(Entries from a dataset)
%%

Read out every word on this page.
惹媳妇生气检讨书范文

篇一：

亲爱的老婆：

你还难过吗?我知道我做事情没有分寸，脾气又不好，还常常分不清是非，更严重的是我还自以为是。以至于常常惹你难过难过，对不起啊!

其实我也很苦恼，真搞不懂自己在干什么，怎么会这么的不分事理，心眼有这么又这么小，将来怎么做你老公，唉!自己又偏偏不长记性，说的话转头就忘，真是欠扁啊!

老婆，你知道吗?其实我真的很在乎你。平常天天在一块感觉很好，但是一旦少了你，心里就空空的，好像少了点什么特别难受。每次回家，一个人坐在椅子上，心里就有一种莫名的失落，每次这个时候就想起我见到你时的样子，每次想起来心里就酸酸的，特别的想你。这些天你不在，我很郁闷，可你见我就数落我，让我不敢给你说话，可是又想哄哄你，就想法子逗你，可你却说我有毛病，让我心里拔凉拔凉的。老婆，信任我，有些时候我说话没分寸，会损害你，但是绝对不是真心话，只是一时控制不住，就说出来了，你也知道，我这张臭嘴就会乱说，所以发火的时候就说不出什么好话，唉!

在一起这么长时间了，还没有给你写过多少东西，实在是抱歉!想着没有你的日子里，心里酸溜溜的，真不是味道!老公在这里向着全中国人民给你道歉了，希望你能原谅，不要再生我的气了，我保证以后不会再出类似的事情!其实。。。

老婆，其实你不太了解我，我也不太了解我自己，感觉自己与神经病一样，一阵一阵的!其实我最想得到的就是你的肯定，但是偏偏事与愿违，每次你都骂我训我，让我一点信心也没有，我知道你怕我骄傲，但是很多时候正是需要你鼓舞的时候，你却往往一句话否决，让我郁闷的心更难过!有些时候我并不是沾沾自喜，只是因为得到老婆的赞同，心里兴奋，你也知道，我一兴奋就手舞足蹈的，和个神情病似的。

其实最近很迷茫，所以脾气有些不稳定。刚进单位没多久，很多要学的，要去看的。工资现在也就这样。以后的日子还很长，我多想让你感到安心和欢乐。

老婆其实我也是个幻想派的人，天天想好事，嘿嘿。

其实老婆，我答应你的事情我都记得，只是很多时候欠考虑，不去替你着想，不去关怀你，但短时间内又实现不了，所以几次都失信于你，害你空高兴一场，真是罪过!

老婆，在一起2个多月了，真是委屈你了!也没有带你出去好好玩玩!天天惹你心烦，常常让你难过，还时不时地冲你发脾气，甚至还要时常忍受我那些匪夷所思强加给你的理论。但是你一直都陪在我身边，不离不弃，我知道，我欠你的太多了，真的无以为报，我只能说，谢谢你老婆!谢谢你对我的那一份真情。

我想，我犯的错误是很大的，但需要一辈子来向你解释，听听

%%

INSTRUCTIONS TO FOLLOW —
Gather every line containing the word "你也知道" and copy it.

EXERCISE RESPONSE —
老婆，你知道吗?其实我真的很在乎你。平常天天在一块感觉很好，但是一旦少了你，心里就空空的，好像少了点什么特别难受。每次回家，一个人坐在椅子上，心里就有一种莫名的失落，每次这个时候就想起我见到你时的样子，每次想起来心里就酸酸的，特别的想你。这些天你不在，我很郁闷，可你见我就数落我，让我不敢给你说话，可是又想哄哄你，就想法子逗你，可你却说我有毛病，让我心里拔凉拔凉的。老婆，信任我，有些时候我说话没分寸，会损害你，但是绝对不是真心话，只是一时控制不住，就说出来了，你也知道，我这张臭嘴就会乱说，所以发火的时候就说不出什么好话，唉!
老婆，其实你不太了解我，我也不太了解我自己，感觉自己与神经病一样，一阵一阵的!其实我最想得到的就是你的肯定，但是偏偏事与愿违，每次你都骂我训我，让我一点信心也没有，我知道你怕我骄傲，但是很多时候正是需要你鼓舞的时候，你却往往一句话否决，让我郁闷的心更难过!有些时候我并不是沾沾自喜，只是因为得到老婆的赞同，心里兴奋，你也知道，我一兴奋就手舞足蹈的，和个神情病似的。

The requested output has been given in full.